RECORDS FOR THIS TASK ->

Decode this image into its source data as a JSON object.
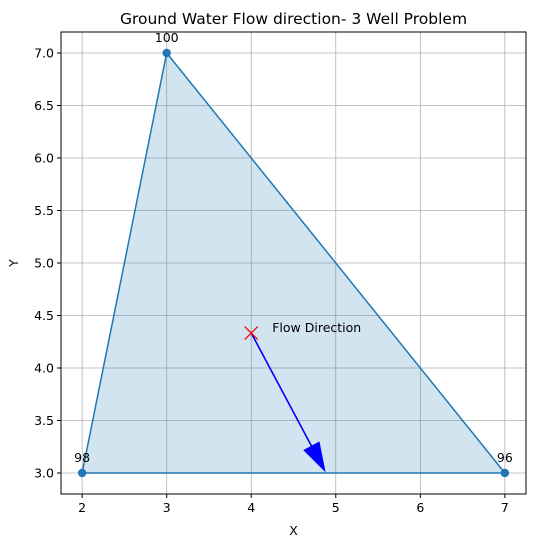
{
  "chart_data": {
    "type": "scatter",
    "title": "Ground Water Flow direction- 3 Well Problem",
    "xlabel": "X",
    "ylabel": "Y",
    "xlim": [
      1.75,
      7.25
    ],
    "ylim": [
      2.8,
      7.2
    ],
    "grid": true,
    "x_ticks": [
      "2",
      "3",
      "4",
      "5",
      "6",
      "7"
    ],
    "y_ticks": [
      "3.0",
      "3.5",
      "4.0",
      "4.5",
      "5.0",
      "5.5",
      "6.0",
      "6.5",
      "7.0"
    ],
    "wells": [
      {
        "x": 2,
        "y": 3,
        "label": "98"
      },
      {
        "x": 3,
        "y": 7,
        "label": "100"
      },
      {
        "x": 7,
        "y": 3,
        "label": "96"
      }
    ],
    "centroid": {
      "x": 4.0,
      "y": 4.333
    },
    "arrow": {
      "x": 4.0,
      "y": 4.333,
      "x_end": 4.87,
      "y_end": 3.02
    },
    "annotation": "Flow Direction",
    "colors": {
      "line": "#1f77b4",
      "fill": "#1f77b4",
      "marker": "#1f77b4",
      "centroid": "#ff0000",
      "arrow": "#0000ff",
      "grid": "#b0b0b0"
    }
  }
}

WORK INSTRUCTIONS -> Retype all the records shown above, character for character. Omit every picture.

EXPECTED ANSWER ->
Decode this image into its source data as a JSON object.
{
  "chart_data": {
    "type": "scatter",
    "title": "Ground Water Flow direction- 3 Well Problem",
    "xlabel": "X",
    "ylabel": "Y",
    "xlim": [
      1.75,
      7.25
    ],
    "ylim": [
      2.8,
      7.2
    ],
    "grid": true,
    "x_ticks": [
      "2",
      "3",
      "4",
      "5",
      "6",
      "7"
    ],
    "y_ticks": [
      "3.0",
      "3.5",
      "4.0",
      "4.5",
      "5.0",
      "5.5",
      "6.0",
      "6.5",
      "7.0"
    ],
    "wells": [
      {
        "x": 2,
        "y": 3,
        "label": "98"
      },
      {
        "x": 3,
        "y": 7,
        "label": "100"
      },
      {
        "x": 7,
        "y": 3,
        "label": "96"
      }
    ],
    "centroid": {
      "x": 4.0,
      "y": 4.333
    },
    "arrow": {
      "x": 4.0,
      "y": 4.333,
      "x_end": 4.87,
      "y_end": 3.02
    },
    "annotation": "Flow Direction",
    "colors": {
      "line": "#1f77b4",
      "fill": "#1f77b4",
      "marker": "#1f77b4",
      "centroid": "#ff0000",
      "arrow": "#0000ff",
      "grid": "#b0b0b0"
    }
  }
}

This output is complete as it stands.